▶ _Records to process_
§

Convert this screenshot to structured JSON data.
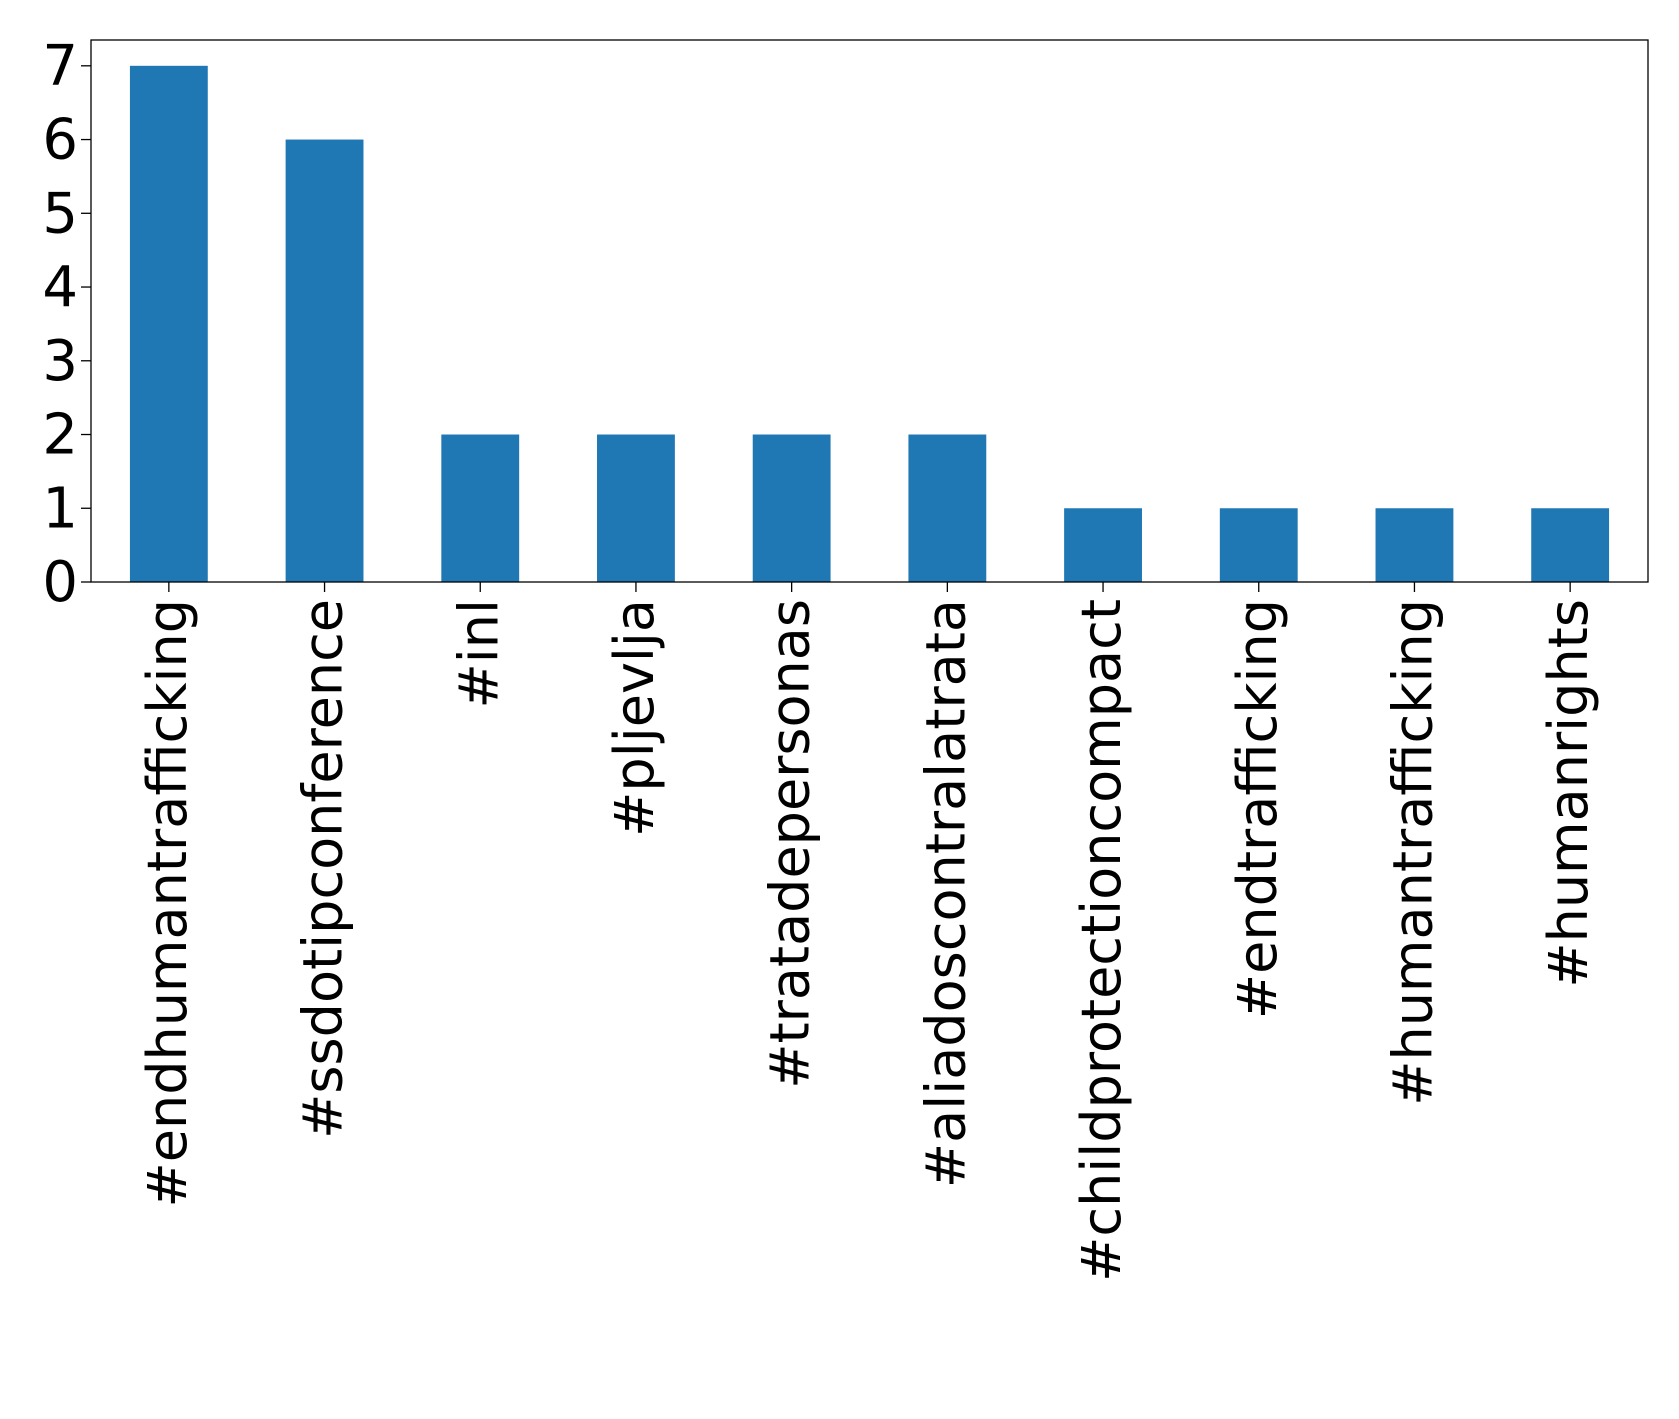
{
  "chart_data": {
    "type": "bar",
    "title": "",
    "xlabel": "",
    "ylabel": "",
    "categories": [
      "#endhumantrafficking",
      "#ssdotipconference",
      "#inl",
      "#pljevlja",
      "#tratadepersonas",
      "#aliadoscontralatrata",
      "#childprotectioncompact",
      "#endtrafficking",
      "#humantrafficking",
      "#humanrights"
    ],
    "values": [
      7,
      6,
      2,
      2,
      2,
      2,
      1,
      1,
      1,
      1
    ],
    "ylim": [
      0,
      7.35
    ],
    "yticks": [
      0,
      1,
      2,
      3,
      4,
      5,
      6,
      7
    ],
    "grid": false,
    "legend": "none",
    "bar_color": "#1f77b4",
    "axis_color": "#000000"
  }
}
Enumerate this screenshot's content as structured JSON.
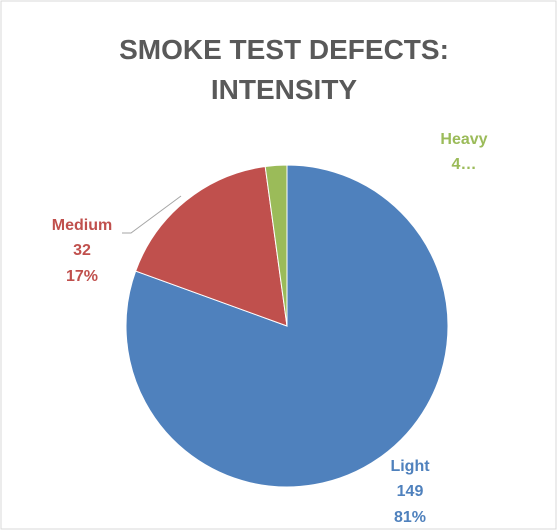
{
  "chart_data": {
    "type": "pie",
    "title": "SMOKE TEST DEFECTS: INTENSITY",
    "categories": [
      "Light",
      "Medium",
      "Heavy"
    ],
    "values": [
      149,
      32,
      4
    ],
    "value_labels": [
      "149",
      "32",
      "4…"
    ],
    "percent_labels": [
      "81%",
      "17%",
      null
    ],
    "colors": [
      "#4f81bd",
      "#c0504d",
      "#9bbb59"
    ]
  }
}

§

▶ _Request_
Scan the material above. Return every line containing the string "screenshot".

▶ _Response below_
Convert this screenshot to structured JSON data.
Enumerate this screenshot's content as structured JSON.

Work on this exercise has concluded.